[Start of RECORDS]

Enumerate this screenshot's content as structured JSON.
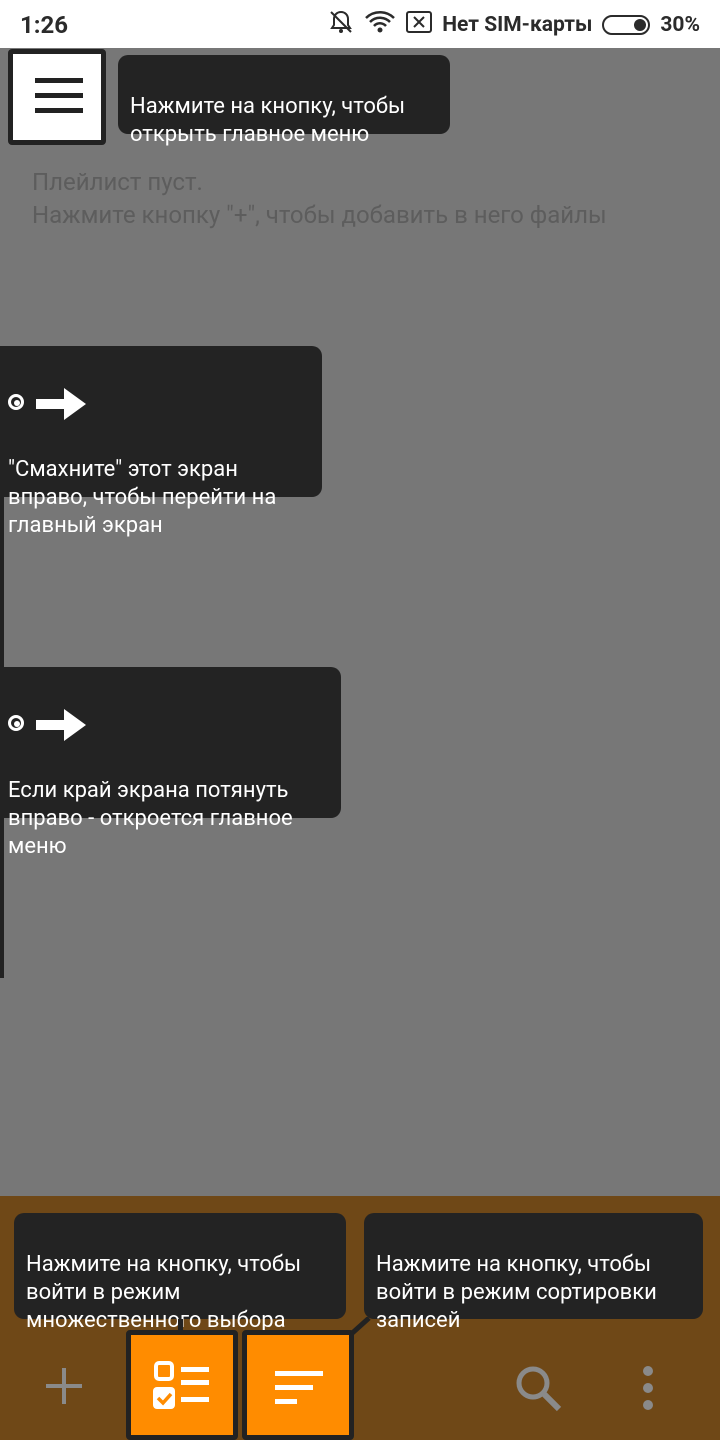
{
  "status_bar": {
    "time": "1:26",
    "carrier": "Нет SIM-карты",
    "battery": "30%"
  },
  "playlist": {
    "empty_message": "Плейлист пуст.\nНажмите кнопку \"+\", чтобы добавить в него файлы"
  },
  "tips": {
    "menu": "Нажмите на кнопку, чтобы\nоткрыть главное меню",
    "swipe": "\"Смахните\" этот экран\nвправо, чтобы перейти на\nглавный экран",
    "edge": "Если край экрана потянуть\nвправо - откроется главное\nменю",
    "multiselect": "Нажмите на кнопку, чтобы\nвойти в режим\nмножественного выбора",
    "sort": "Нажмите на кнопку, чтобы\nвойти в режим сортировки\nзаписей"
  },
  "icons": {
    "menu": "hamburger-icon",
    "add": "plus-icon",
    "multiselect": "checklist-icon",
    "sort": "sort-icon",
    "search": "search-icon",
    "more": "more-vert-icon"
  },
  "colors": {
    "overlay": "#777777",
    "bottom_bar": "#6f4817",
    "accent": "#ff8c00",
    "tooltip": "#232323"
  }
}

[End of RECORDS]
[Start of RECORDS]

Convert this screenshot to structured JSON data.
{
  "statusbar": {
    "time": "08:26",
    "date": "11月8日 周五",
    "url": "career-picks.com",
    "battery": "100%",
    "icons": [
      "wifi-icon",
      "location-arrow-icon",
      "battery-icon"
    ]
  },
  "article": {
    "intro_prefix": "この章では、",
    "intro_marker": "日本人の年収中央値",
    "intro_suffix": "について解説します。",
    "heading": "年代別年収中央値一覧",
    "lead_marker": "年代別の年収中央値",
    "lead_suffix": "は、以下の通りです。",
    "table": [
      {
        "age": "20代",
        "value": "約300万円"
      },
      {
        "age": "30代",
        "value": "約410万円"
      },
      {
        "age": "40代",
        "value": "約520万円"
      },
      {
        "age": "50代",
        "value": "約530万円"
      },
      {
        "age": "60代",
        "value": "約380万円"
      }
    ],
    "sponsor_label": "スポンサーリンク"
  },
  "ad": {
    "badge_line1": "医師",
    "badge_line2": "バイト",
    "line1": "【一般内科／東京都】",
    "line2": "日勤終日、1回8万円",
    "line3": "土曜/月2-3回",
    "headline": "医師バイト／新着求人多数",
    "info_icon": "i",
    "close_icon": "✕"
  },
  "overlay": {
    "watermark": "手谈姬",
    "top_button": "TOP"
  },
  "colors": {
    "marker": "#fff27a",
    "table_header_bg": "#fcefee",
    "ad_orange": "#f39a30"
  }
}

[End of RECORDS]

◆ TASK TO COMPLETE
Collect each line containing the string "this".

◆ RESULT
Enumerate this screenshot's content as structured JSON.
Convert this screenshot to structured JSON data.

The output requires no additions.